■ Task prompt
Answer with one number: how many lines have "color".

═══ Material

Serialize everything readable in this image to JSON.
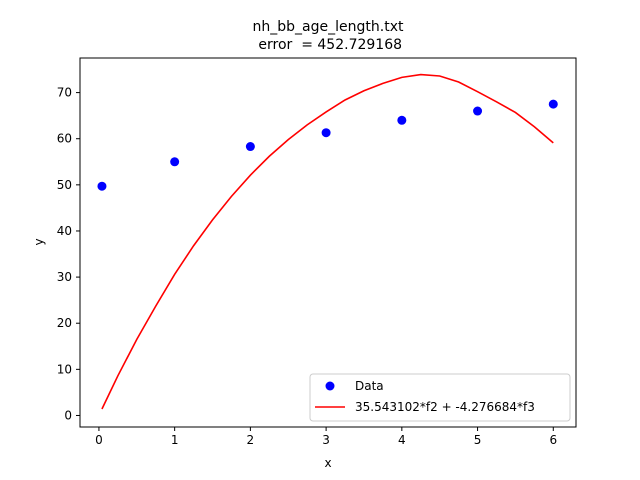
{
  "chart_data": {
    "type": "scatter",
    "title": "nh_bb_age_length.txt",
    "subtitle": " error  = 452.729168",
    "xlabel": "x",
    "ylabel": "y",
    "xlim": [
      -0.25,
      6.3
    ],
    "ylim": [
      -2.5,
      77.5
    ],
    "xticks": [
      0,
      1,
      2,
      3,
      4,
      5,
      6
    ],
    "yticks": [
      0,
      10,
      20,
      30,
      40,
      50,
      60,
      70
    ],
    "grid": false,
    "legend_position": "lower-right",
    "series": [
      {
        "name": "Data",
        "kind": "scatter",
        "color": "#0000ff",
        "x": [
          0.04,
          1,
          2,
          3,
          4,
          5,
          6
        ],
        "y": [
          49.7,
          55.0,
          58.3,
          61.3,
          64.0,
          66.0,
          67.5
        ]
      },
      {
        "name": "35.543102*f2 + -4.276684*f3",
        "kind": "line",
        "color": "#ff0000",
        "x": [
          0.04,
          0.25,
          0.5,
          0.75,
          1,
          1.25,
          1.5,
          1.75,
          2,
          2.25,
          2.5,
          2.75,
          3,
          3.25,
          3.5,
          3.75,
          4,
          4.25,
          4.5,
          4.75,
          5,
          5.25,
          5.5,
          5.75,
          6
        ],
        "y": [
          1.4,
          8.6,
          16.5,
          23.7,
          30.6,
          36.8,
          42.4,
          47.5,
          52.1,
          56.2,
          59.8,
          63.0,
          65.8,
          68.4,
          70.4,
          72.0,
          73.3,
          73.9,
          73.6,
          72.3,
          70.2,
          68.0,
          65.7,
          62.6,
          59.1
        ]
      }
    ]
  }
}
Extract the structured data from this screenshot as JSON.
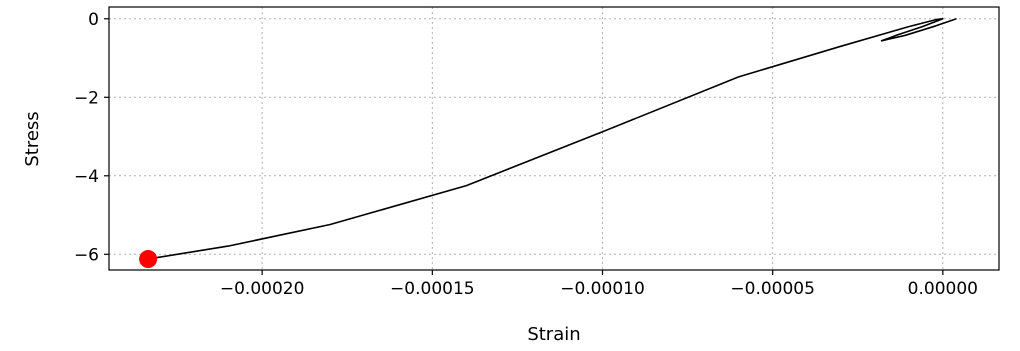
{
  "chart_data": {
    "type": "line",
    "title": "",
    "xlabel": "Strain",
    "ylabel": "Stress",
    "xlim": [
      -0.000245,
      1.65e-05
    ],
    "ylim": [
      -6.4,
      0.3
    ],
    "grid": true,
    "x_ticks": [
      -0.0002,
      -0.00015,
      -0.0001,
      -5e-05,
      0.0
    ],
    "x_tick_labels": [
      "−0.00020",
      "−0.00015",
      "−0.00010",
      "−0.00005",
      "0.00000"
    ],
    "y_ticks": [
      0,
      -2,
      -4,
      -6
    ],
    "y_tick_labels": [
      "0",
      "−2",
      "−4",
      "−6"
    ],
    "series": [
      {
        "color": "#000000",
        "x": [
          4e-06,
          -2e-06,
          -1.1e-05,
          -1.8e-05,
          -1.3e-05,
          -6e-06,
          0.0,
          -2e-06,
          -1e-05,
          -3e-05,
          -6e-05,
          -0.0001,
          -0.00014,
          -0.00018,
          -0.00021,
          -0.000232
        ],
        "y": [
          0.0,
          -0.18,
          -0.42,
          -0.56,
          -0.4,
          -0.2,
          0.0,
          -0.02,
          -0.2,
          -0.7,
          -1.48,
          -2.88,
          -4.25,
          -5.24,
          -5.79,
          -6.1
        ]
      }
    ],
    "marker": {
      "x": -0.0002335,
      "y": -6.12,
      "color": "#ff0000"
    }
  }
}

══════

■ Answer to the task
4